# TASK GOAL:
Locate each line in the records containing "ylabel". Copy it.

# PROVIDED RECORDS:
--- BEGIN ---

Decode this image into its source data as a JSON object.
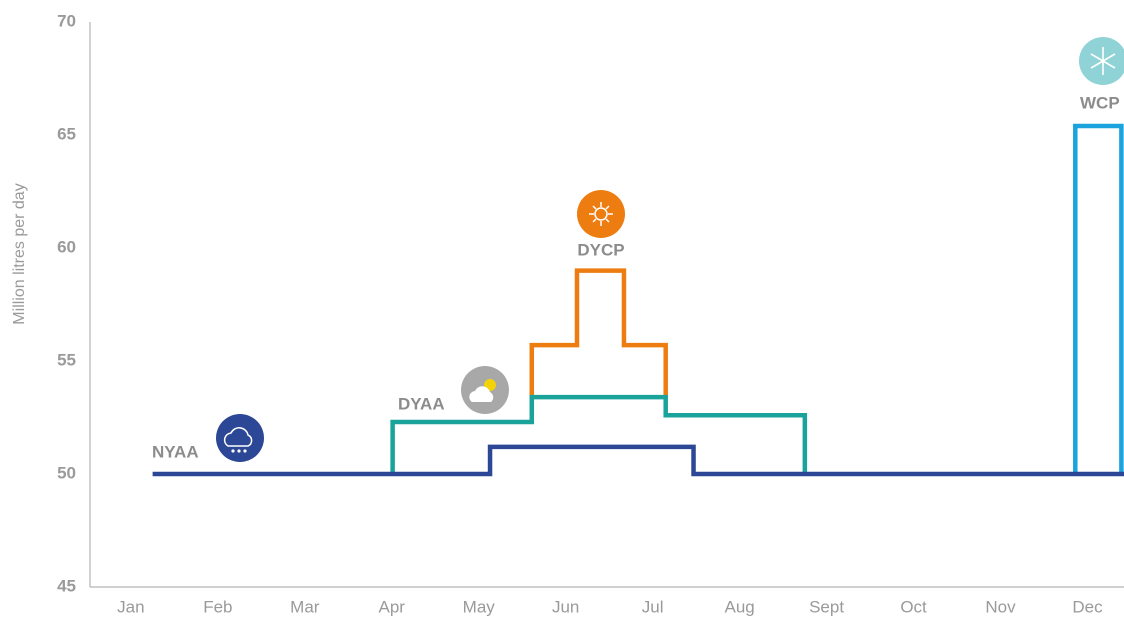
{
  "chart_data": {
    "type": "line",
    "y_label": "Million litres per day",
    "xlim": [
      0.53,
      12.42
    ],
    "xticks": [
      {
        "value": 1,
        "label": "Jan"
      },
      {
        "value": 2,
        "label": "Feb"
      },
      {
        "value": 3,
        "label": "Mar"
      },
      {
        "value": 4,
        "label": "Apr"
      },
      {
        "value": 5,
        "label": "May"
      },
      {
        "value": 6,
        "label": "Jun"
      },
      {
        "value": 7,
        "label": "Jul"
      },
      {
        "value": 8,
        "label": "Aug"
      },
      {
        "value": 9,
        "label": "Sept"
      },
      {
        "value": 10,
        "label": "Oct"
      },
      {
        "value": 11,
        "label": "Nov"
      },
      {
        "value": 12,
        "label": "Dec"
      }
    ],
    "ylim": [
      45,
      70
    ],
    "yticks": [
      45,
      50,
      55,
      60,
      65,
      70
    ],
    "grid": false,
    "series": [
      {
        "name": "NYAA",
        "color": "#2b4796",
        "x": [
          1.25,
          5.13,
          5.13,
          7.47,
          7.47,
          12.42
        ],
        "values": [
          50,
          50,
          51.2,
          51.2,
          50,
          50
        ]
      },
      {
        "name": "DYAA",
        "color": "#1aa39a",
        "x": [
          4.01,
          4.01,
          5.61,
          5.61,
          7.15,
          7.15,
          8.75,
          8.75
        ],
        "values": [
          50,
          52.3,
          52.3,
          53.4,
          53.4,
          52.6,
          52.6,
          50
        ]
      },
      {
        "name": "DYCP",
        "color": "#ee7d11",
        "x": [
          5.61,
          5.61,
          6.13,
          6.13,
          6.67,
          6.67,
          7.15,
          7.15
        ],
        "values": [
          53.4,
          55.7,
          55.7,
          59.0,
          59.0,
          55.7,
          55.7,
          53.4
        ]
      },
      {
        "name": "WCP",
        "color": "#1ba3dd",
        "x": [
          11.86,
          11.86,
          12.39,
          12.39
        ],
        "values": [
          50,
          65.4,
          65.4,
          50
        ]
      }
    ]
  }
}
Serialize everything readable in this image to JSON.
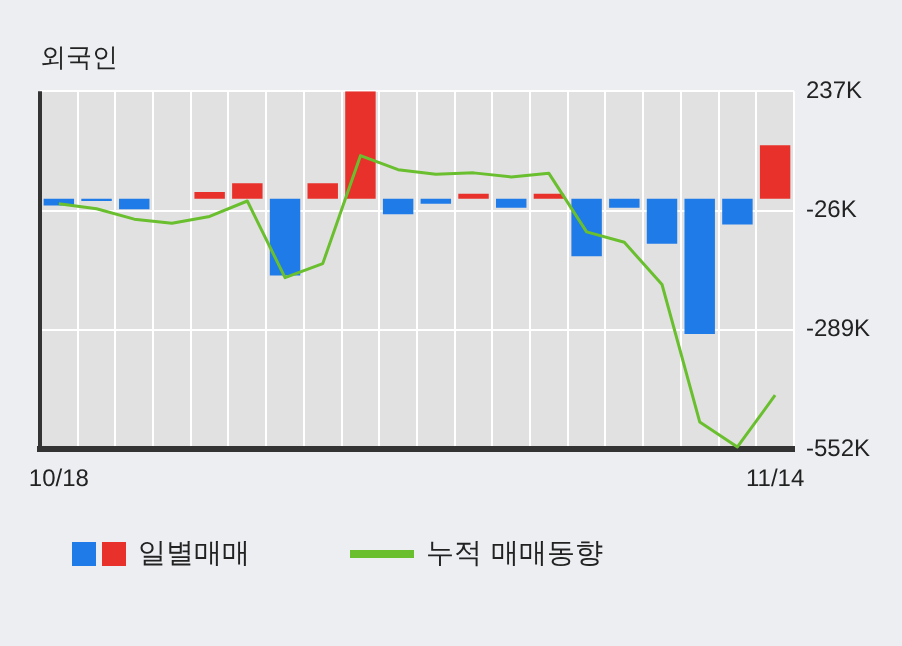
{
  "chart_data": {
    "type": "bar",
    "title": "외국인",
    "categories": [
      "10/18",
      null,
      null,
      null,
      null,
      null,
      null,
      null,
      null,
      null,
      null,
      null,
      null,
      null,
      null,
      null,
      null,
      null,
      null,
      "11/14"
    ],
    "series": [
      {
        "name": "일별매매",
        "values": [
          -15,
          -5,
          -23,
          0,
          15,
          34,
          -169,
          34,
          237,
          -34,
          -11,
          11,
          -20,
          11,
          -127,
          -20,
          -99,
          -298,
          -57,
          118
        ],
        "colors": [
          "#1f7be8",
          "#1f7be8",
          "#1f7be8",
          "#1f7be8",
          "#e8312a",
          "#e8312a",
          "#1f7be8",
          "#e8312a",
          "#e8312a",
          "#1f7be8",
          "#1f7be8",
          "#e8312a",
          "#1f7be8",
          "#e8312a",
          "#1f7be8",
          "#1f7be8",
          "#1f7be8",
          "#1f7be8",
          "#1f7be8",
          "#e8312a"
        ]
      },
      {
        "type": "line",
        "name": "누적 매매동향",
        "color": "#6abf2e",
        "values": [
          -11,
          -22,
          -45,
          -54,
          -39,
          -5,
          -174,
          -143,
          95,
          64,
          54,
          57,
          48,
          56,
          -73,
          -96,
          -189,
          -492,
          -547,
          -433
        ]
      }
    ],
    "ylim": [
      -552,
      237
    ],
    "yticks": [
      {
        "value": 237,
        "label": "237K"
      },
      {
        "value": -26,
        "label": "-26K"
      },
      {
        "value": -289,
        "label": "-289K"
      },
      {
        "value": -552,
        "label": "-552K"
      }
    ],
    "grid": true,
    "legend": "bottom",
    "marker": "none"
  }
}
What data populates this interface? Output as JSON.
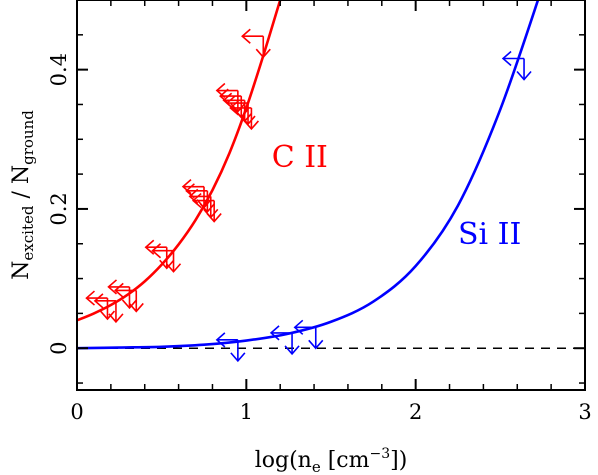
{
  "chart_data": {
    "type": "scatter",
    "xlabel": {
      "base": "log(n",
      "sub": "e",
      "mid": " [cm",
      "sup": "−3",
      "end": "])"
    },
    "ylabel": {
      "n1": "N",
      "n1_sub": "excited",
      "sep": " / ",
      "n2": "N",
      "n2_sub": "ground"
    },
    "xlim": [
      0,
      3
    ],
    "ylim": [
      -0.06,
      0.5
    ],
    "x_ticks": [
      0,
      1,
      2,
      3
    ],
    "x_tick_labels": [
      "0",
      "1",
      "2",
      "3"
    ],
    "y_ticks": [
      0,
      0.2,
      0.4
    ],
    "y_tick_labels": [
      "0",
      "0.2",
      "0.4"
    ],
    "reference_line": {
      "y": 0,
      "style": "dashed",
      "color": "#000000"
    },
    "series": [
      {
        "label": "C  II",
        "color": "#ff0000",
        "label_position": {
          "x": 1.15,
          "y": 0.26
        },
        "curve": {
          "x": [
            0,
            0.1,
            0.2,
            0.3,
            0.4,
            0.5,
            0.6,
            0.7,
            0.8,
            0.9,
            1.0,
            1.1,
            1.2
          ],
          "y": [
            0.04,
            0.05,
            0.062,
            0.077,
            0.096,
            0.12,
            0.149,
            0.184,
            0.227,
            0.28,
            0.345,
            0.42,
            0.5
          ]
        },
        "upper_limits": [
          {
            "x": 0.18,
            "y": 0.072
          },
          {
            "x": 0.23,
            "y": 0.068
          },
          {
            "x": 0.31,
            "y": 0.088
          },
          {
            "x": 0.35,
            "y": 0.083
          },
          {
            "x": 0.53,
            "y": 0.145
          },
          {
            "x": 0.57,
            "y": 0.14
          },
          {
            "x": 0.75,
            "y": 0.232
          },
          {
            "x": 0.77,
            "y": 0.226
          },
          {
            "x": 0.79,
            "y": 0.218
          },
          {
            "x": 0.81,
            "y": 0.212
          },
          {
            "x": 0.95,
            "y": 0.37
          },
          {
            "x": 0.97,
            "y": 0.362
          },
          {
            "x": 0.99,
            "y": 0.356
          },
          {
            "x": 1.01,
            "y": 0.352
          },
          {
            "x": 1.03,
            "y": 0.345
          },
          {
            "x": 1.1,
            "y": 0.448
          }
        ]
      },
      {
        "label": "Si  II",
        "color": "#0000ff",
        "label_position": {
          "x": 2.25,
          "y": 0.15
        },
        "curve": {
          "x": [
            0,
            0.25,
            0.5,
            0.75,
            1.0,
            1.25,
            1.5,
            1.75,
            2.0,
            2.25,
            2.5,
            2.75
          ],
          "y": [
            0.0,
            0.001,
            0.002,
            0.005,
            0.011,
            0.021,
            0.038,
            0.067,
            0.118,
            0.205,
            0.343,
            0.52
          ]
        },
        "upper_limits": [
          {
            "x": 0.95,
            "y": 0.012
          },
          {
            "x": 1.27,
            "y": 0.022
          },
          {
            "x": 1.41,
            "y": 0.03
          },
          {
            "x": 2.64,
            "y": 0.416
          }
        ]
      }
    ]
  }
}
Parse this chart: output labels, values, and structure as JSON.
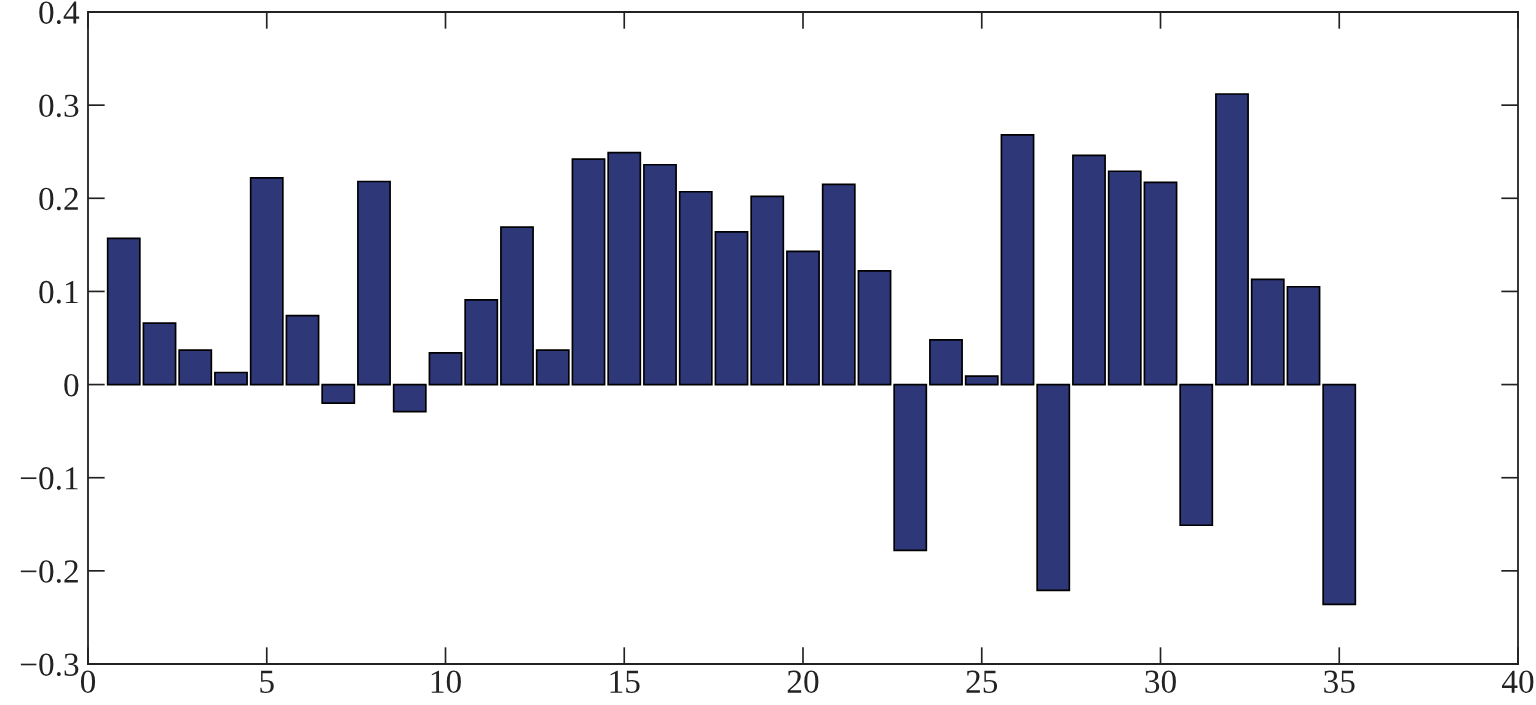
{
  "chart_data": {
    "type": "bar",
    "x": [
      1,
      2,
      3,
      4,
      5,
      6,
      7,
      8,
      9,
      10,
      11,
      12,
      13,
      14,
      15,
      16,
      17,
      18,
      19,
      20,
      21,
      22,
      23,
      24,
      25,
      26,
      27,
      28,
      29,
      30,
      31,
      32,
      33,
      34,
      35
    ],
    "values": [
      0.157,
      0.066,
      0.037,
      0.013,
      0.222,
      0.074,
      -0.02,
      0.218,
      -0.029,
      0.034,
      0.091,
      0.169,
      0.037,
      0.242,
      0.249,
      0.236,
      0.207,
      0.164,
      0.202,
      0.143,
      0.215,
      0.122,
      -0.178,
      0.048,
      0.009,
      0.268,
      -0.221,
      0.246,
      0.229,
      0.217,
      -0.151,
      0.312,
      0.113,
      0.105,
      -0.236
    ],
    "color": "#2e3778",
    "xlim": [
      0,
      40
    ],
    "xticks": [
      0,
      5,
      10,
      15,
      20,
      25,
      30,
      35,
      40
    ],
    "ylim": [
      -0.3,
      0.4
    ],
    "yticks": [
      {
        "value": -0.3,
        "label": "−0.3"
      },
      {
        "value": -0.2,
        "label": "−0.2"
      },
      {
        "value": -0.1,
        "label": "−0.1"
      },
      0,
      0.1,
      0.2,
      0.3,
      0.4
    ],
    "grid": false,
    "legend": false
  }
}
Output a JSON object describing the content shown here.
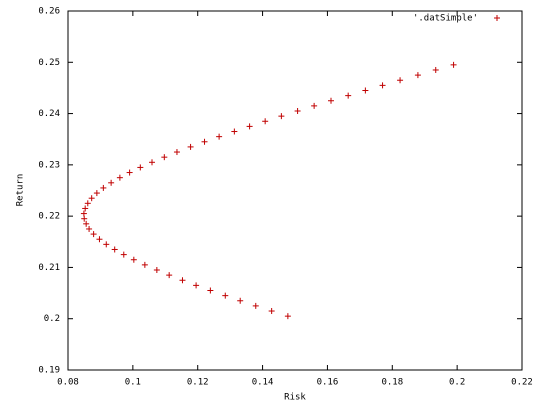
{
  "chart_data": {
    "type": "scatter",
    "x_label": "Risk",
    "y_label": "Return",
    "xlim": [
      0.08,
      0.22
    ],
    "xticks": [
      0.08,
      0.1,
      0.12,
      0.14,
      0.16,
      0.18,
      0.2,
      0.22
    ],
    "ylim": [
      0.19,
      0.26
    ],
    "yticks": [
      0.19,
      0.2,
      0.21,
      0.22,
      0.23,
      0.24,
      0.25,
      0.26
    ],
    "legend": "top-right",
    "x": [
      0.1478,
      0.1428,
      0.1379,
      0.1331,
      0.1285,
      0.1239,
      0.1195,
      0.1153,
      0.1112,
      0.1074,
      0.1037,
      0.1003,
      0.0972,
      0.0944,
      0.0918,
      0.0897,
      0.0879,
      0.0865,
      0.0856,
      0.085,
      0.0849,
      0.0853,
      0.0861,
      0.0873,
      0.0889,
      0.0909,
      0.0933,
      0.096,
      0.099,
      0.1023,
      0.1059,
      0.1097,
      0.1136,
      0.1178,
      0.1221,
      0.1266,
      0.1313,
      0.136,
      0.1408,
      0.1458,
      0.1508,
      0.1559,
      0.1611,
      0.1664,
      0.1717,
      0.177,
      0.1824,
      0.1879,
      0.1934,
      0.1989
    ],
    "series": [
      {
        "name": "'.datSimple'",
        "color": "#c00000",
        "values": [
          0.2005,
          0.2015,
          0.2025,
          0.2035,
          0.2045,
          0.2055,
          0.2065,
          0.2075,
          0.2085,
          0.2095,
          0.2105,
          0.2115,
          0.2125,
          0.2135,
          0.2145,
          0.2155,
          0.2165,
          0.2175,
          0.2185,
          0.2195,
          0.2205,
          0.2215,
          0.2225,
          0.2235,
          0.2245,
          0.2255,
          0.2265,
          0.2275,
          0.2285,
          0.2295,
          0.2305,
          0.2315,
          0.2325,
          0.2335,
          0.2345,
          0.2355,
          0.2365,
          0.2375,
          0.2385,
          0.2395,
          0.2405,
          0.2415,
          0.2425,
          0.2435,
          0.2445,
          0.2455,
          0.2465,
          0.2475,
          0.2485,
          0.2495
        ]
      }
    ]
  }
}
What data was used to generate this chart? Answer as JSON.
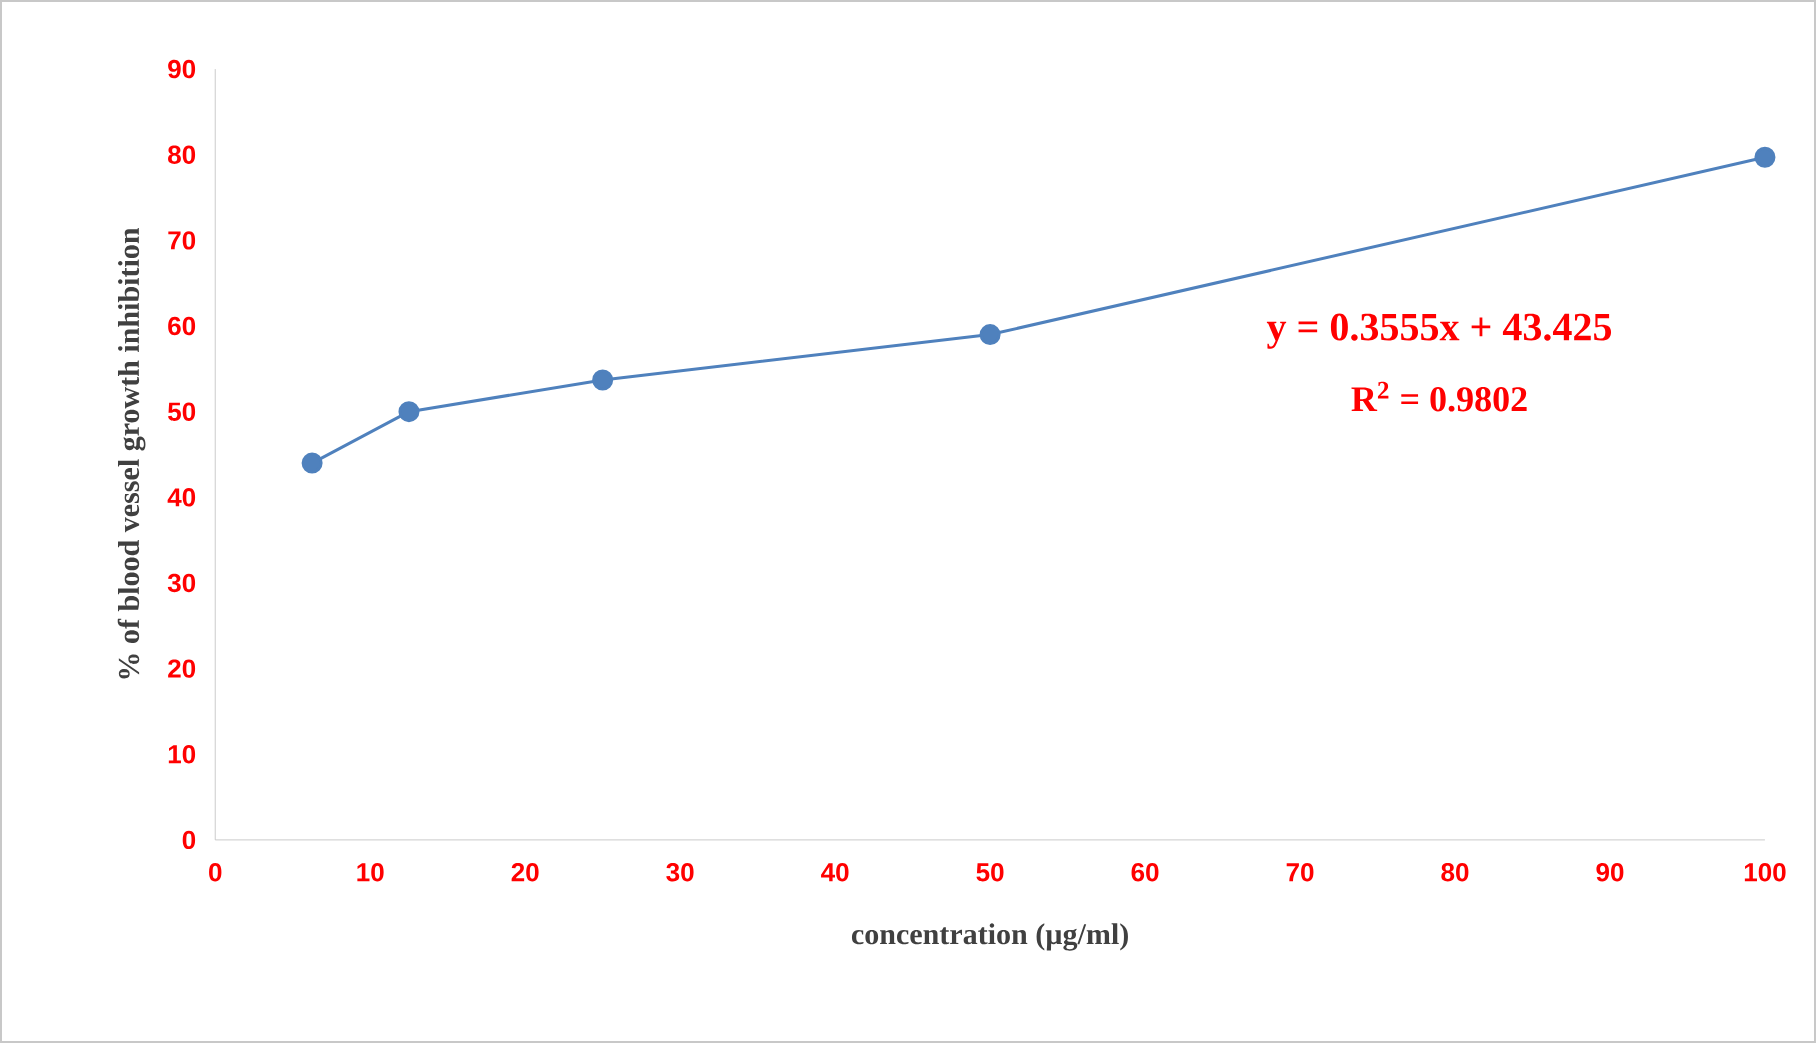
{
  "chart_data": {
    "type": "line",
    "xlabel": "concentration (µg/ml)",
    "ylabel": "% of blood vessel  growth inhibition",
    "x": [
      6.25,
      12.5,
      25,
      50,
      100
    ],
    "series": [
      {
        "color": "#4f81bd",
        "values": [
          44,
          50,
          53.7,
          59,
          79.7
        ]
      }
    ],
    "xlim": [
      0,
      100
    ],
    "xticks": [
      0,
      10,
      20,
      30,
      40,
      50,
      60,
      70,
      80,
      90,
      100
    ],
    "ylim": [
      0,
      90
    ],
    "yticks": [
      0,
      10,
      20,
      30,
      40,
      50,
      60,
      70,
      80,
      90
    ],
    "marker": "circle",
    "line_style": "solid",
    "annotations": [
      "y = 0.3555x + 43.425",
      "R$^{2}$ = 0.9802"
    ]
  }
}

--- END ---

# RESPONSE FOR THIS EXERCISE:
    "ylabel": {
    "ylabel": "% of blood vessel  growth inhibition",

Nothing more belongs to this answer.